### Required task
Using the data below, copy every line that contains the word "name".

-- BEGIN --

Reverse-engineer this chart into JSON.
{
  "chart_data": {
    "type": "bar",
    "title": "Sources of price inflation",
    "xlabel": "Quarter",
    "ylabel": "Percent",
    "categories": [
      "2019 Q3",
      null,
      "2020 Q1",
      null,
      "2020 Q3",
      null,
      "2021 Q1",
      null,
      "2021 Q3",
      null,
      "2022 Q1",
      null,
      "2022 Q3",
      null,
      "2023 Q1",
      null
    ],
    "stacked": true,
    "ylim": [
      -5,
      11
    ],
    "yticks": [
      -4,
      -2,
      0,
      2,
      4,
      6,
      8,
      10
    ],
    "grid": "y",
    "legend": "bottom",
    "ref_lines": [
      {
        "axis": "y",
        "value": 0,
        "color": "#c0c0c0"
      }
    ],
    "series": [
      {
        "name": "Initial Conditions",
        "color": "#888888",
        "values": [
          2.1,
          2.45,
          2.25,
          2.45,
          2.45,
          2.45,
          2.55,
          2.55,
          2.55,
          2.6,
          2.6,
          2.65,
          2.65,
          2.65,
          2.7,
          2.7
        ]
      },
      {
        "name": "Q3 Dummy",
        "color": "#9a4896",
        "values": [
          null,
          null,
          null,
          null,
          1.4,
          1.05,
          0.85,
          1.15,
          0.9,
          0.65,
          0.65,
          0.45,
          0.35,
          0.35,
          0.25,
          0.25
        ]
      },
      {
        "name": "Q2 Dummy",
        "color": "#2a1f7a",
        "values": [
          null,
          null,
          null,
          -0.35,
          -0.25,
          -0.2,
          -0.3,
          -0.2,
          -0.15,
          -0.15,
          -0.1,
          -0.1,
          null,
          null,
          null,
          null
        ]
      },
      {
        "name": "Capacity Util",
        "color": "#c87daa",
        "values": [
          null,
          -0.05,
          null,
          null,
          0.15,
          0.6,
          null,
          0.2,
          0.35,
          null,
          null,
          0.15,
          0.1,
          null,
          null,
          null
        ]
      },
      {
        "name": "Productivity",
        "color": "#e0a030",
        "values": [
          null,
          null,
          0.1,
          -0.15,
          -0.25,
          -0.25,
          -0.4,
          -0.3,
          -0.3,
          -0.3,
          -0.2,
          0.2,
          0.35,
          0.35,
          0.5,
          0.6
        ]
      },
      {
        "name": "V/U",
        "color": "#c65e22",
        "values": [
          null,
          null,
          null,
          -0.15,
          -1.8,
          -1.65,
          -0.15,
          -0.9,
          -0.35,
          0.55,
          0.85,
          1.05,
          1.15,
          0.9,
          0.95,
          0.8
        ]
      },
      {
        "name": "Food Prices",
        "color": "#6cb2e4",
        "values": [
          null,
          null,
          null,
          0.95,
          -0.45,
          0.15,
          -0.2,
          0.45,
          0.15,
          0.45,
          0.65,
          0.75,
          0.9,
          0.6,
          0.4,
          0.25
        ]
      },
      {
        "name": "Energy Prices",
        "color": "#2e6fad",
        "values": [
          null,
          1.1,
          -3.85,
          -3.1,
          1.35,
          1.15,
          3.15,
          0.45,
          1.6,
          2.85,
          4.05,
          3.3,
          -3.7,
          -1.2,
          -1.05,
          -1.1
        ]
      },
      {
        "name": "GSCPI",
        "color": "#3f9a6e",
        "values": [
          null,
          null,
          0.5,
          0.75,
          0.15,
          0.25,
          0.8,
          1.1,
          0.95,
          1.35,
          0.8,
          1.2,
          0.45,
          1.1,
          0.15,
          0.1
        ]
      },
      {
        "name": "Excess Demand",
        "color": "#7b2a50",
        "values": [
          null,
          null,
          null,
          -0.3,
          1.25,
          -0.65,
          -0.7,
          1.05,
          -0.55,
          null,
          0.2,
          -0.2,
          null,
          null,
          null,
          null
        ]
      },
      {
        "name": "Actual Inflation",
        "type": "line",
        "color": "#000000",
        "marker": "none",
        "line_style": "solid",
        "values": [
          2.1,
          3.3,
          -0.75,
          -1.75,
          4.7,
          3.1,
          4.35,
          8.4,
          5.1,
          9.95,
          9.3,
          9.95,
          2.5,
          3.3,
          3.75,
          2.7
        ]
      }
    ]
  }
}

-- END --

### Answer in full
        "name": "Initial Conditions",
        "name": "Q3 Dummy",
        "name": "Q2 Dummy",
        "name": "Capacity Util",
        "name": "Productivity",
        "name": "V/U",
        "name": "Food Prices",
        "name": "Energy Prices",
        "name": "GSCPI",
        "name": "Excess Demand",
        "name": "Actual Inflation",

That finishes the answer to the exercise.